** BEGIN **

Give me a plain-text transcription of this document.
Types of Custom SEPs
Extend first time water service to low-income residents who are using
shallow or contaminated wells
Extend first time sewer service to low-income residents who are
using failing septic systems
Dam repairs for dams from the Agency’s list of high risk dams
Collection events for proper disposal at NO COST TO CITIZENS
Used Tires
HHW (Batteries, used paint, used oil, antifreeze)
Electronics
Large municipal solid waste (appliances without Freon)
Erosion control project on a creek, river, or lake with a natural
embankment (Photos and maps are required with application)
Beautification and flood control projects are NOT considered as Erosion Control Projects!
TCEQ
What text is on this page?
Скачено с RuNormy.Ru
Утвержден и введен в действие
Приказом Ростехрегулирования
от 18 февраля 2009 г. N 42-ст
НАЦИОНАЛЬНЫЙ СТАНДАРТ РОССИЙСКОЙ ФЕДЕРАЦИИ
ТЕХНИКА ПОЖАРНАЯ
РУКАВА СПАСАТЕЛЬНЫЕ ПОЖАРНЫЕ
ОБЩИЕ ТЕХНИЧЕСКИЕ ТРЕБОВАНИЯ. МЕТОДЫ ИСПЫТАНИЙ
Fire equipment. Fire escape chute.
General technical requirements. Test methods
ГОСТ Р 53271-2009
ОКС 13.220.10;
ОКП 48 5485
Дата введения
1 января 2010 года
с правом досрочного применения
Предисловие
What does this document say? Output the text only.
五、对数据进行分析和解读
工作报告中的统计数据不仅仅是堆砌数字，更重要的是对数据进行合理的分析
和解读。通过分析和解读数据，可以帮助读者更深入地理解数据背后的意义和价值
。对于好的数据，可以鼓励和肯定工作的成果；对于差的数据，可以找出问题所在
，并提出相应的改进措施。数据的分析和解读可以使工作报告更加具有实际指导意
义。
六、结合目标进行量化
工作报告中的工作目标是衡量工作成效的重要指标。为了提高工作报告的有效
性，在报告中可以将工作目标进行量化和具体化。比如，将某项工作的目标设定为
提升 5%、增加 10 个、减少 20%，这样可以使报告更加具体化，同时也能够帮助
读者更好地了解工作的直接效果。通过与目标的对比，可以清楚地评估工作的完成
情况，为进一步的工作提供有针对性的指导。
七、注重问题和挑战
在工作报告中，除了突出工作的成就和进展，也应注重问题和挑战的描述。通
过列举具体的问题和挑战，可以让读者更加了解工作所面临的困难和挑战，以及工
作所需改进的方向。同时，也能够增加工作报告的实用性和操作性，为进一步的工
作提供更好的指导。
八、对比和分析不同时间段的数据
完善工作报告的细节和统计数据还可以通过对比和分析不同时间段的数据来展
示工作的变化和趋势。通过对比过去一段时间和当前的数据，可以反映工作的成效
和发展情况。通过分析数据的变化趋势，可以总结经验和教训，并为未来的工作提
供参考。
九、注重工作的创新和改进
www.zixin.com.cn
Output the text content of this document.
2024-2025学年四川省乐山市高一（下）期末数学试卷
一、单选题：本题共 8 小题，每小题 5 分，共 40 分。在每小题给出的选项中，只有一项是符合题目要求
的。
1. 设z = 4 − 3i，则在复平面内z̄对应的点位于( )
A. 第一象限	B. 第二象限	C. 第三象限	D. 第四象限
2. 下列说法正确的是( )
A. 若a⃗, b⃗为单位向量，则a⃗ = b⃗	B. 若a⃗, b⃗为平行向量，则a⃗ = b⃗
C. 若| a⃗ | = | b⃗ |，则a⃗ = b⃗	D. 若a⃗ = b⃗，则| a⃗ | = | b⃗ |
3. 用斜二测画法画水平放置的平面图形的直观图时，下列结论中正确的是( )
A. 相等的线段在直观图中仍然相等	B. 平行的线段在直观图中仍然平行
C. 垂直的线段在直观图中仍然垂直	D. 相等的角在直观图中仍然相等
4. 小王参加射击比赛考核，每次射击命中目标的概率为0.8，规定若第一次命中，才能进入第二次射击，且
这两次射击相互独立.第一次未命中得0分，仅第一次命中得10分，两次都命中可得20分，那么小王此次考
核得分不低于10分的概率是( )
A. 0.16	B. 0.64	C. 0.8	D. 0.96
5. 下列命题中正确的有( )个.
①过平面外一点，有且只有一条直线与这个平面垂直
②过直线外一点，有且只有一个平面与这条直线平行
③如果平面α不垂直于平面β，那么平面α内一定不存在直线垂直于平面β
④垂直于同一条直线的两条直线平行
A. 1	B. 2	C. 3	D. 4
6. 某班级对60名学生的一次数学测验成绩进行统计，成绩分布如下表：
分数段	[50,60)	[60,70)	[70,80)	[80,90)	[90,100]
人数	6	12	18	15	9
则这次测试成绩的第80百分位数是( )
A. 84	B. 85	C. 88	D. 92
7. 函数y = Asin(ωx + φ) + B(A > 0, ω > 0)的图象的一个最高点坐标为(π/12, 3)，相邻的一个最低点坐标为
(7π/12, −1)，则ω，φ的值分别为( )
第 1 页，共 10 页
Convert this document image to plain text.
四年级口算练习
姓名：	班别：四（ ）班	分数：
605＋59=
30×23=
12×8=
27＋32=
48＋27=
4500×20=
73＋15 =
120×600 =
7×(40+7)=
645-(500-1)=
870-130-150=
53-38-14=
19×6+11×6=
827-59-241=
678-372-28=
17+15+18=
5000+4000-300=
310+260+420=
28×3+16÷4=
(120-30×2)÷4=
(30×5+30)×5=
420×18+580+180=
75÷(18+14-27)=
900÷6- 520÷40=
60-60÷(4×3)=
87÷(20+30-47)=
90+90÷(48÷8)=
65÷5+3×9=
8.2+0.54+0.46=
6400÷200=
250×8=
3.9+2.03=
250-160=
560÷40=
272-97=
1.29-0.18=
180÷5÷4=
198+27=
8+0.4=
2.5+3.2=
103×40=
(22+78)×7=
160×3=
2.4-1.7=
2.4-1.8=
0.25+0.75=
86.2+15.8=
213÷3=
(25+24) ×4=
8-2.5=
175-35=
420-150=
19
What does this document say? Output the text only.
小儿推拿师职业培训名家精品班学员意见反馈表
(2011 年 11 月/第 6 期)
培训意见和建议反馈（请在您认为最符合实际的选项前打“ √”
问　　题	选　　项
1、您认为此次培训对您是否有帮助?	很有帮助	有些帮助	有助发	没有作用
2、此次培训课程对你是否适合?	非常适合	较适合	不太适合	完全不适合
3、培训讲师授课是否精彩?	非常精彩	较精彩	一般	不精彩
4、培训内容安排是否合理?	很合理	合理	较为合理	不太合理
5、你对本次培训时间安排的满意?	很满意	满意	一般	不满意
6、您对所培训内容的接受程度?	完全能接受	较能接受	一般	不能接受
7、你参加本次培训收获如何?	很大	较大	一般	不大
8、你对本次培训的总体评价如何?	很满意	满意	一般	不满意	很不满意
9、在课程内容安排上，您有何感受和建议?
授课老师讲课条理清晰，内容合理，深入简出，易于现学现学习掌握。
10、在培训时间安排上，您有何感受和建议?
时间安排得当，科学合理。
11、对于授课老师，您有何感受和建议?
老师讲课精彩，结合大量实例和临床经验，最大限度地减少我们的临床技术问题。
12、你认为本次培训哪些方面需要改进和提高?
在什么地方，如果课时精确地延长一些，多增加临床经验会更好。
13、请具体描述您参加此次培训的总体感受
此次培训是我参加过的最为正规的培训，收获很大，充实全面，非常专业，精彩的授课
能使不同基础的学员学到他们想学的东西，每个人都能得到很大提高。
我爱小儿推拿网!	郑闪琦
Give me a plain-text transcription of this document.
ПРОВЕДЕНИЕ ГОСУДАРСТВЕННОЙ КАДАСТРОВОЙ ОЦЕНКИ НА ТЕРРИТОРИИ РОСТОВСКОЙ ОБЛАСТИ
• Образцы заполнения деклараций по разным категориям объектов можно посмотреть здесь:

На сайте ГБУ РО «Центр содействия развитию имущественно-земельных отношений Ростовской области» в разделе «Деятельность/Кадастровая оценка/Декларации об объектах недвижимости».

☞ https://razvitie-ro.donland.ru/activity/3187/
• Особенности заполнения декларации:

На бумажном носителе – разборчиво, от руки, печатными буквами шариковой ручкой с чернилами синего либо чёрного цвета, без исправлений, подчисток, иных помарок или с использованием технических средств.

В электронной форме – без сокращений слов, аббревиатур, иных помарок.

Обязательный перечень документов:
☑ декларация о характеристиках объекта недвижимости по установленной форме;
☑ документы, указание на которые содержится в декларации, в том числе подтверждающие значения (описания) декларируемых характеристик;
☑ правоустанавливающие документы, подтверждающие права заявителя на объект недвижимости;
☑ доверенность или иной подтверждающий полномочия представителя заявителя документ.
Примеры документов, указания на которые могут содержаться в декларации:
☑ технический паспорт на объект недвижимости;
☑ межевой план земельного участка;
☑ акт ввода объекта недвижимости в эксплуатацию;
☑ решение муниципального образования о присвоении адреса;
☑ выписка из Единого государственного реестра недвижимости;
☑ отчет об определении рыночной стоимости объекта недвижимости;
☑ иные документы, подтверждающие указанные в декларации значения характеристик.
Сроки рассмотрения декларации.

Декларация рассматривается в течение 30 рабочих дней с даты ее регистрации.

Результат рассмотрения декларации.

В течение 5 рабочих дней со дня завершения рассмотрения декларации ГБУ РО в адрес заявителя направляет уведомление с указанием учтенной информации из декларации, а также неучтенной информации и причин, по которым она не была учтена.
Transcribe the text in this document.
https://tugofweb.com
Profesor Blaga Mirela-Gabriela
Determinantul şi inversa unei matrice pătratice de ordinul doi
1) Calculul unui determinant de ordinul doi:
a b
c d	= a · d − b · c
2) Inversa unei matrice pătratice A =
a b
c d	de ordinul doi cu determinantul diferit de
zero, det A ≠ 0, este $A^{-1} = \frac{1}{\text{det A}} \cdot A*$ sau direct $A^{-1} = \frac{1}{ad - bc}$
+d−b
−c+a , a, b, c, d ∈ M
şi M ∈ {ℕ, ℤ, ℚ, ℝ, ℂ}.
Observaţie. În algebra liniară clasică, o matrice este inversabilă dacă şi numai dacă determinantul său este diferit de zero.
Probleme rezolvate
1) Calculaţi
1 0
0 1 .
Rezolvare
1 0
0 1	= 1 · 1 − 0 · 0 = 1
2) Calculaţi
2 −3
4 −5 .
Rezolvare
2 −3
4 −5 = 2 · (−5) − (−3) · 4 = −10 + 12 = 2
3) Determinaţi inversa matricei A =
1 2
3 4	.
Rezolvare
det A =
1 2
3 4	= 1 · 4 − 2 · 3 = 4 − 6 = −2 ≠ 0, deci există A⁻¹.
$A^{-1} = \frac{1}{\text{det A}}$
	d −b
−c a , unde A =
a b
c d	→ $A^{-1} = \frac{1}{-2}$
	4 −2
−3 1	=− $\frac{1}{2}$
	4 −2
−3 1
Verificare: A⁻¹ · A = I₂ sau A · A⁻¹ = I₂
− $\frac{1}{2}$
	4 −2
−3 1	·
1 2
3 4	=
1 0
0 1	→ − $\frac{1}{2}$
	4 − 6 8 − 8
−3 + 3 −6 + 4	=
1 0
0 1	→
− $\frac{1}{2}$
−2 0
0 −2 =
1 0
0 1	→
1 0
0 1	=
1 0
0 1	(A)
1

** END **

**The task:** How many lines in the records above contain the word "document"? Reply with the number and nothing more.

**Expected answer:** 7